**Input data:**

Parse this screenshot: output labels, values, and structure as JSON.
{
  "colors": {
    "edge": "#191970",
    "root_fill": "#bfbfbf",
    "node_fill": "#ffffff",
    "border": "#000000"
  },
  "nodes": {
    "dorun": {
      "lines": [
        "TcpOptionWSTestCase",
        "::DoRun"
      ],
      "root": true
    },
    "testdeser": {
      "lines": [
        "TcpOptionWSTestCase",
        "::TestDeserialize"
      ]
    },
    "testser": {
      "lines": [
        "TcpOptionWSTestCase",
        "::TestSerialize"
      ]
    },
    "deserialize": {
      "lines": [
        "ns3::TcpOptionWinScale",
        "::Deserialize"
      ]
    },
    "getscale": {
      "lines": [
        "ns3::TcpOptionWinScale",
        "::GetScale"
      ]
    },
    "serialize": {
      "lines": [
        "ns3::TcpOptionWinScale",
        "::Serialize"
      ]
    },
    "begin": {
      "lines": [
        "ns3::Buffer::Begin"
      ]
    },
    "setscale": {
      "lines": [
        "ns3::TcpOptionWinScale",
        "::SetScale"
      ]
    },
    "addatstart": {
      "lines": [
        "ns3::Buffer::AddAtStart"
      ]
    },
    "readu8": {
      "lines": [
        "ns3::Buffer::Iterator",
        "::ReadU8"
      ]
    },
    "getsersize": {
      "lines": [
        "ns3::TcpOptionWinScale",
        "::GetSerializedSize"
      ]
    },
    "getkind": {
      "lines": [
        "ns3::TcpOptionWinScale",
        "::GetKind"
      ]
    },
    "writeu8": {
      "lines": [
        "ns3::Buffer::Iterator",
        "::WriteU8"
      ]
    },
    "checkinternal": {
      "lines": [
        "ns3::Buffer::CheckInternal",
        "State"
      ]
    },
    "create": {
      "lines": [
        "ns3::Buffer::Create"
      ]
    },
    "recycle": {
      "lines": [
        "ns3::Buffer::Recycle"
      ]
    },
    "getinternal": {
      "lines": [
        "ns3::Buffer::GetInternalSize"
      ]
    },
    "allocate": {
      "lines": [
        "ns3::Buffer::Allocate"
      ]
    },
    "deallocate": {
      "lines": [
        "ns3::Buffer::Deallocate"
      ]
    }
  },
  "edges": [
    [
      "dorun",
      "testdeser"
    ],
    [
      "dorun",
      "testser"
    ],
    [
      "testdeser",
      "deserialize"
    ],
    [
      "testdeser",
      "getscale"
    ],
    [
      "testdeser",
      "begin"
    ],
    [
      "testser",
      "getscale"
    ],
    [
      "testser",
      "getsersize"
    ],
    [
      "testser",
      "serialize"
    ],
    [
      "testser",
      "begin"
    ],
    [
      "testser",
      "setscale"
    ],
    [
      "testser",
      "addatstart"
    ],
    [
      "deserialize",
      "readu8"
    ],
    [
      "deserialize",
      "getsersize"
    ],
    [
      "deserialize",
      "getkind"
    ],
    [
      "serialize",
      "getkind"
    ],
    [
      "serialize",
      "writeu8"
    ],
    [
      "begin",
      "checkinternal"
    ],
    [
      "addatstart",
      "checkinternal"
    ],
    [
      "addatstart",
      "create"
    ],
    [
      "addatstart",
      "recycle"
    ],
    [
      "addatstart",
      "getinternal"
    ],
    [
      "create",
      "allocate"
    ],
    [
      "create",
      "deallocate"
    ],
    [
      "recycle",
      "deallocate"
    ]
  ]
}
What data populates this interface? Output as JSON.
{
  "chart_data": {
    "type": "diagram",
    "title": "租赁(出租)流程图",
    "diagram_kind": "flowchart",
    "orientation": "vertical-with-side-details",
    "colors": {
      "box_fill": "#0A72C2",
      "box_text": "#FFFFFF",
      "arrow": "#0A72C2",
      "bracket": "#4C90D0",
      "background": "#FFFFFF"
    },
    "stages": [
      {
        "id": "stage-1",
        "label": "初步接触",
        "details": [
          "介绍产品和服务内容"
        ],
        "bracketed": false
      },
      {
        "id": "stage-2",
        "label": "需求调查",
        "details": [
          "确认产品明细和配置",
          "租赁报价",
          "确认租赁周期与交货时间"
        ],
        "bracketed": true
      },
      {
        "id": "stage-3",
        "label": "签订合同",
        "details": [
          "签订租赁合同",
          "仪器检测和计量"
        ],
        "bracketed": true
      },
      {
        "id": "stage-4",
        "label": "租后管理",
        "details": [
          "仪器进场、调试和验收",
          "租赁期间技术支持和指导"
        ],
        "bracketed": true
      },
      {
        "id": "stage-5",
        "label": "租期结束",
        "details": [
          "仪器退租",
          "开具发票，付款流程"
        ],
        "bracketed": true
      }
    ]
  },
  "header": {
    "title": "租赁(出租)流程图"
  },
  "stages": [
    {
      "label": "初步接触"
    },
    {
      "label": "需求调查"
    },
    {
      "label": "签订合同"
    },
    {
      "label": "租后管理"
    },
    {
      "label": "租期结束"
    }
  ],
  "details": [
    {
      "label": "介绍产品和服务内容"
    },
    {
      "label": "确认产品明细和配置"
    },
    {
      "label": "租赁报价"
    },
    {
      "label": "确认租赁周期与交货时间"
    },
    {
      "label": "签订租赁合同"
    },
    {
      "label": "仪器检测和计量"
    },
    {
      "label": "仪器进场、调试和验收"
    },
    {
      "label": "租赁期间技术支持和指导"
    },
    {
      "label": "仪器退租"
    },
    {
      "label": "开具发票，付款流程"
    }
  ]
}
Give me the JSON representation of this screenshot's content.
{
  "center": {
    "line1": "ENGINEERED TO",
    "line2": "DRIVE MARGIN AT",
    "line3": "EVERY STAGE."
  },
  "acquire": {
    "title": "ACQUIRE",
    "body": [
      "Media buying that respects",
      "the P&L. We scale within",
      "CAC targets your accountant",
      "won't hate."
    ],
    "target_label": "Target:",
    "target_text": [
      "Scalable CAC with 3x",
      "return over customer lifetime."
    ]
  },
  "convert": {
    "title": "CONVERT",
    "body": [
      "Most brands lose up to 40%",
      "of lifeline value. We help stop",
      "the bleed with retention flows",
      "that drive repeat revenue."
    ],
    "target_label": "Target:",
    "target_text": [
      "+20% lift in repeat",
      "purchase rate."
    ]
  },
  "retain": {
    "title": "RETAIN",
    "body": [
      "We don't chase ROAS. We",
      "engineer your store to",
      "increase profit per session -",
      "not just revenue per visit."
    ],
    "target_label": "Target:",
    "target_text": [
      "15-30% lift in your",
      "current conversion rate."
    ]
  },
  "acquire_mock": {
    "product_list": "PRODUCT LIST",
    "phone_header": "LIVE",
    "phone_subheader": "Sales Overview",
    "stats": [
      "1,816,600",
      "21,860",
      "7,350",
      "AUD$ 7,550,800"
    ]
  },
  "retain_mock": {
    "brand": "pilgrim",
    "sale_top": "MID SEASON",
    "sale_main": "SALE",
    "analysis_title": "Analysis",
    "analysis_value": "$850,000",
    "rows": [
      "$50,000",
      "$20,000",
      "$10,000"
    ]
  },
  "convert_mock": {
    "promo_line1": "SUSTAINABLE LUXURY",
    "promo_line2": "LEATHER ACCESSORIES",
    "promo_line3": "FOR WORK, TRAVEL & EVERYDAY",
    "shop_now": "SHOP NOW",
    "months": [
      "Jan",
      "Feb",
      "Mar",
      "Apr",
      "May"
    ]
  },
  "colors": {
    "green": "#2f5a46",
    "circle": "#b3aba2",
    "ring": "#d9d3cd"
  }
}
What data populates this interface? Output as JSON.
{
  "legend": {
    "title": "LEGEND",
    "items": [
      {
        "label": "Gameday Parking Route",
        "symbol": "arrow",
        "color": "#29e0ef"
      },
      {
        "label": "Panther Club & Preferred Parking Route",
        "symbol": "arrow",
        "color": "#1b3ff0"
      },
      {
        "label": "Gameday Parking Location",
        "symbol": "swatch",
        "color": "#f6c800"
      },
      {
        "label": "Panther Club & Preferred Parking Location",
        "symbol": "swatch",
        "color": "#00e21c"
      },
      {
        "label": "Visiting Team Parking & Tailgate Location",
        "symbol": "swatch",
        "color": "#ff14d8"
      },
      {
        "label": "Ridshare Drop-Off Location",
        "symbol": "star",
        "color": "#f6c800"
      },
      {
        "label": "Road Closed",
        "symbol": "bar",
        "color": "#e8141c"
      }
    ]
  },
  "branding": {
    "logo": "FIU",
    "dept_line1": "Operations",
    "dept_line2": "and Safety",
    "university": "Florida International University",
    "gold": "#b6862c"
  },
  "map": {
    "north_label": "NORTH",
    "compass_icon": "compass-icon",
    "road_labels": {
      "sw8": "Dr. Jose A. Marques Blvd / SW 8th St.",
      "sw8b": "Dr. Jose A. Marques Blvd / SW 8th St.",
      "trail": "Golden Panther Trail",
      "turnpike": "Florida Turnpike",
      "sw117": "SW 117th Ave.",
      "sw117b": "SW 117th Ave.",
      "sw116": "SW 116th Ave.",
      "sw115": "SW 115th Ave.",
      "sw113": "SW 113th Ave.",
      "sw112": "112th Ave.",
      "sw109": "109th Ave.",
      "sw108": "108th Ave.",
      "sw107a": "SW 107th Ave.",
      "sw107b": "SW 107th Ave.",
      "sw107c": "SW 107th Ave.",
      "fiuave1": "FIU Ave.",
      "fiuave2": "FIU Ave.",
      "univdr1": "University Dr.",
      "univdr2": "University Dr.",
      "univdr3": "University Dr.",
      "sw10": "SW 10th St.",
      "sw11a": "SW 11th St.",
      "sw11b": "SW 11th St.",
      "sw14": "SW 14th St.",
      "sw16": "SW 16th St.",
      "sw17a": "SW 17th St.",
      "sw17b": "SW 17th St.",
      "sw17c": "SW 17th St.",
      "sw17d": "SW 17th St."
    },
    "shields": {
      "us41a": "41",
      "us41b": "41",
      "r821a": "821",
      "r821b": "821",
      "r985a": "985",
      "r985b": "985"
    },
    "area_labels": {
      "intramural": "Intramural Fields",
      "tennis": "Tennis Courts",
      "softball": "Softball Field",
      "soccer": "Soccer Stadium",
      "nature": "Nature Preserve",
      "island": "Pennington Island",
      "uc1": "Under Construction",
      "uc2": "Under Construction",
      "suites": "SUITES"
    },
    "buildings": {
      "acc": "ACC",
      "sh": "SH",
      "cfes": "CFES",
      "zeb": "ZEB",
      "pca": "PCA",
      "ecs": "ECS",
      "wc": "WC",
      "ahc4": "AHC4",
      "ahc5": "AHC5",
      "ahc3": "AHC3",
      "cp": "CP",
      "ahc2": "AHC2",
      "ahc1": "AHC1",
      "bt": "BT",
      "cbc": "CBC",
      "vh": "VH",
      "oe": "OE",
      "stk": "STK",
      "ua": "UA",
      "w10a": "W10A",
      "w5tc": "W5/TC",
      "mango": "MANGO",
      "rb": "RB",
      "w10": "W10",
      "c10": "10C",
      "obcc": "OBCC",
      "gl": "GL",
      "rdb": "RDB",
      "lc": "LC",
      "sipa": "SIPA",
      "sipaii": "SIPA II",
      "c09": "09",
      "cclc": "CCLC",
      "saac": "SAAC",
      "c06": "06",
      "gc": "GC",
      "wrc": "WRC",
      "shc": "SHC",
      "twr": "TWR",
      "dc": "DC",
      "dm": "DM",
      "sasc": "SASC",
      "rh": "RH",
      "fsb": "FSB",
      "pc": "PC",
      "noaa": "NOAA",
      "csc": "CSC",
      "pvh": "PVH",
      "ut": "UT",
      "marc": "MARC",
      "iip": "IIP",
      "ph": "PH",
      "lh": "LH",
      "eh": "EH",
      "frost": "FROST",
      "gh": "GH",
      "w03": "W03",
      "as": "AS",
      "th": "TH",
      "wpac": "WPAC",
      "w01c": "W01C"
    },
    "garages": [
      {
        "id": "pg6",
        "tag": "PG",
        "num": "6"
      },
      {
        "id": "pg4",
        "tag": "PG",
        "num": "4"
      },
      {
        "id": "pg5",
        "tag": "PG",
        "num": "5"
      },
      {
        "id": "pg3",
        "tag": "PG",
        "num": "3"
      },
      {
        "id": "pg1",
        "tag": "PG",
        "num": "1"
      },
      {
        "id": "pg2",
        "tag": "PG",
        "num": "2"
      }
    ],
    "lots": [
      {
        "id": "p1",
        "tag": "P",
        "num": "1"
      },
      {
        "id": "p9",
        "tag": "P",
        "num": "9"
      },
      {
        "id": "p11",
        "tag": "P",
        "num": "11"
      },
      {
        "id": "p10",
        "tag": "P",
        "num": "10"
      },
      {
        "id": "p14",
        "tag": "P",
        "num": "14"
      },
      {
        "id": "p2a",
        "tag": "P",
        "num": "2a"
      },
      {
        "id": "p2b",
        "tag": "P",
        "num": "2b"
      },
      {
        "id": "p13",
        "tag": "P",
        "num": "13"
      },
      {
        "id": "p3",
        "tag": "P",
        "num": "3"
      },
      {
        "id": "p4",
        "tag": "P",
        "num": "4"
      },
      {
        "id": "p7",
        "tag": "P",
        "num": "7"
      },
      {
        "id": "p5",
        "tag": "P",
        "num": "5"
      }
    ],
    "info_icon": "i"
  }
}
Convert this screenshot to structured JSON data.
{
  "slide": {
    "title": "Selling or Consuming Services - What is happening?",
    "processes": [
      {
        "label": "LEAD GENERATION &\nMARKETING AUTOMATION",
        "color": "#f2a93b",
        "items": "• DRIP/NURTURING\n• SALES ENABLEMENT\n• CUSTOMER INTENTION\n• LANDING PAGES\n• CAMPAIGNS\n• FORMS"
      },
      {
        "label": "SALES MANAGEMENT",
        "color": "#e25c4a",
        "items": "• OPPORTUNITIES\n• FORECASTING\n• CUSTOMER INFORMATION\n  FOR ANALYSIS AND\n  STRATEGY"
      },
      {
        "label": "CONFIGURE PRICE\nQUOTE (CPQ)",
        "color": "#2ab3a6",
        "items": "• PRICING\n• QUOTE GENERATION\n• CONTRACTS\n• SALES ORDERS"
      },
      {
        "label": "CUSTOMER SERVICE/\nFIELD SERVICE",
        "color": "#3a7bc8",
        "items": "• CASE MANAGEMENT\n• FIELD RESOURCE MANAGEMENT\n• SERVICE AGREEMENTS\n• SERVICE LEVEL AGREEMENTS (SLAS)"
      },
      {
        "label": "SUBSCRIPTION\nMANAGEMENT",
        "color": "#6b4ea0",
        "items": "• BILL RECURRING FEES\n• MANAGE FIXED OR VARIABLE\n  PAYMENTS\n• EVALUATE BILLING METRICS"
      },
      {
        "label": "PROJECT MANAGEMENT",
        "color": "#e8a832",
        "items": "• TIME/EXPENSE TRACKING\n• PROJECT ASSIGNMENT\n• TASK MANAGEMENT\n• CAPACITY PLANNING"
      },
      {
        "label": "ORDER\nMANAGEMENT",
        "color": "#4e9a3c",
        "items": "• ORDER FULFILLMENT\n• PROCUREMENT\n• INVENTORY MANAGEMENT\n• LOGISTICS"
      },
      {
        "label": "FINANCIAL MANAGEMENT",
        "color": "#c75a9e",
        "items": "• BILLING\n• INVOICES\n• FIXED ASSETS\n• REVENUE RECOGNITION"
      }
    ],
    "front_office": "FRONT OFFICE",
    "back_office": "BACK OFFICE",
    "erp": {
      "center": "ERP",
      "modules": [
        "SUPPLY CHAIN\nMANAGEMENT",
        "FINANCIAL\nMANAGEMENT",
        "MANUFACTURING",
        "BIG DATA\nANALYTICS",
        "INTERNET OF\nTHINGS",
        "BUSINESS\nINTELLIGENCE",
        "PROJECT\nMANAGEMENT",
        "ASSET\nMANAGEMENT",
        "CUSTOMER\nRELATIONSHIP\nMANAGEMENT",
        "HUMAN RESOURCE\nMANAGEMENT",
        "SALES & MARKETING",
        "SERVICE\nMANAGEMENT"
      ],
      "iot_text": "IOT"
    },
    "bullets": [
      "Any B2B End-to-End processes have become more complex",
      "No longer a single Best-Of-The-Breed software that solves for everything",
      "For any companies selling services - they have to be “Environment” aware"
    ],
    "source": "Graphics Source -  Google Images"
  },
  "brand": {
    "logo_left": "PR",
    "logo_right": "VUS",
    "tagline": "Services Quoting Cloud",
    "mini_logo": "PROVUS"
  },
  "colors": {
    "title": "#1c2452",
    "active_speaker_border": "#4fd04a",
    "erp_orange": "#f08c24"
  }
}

**Given request:** Write out every line of the preceding listing that contains "Parking".

**Solution to the problem:**
        "label": "Gameday Parking Route",
        "label": "Panther Club & Preferred Parking Route",
        "label": "Gameday Parking Location",
        "label": "Panther Club & Preferred Parking Location",
        "label": "Visiting Team Parking & Tailgate Location",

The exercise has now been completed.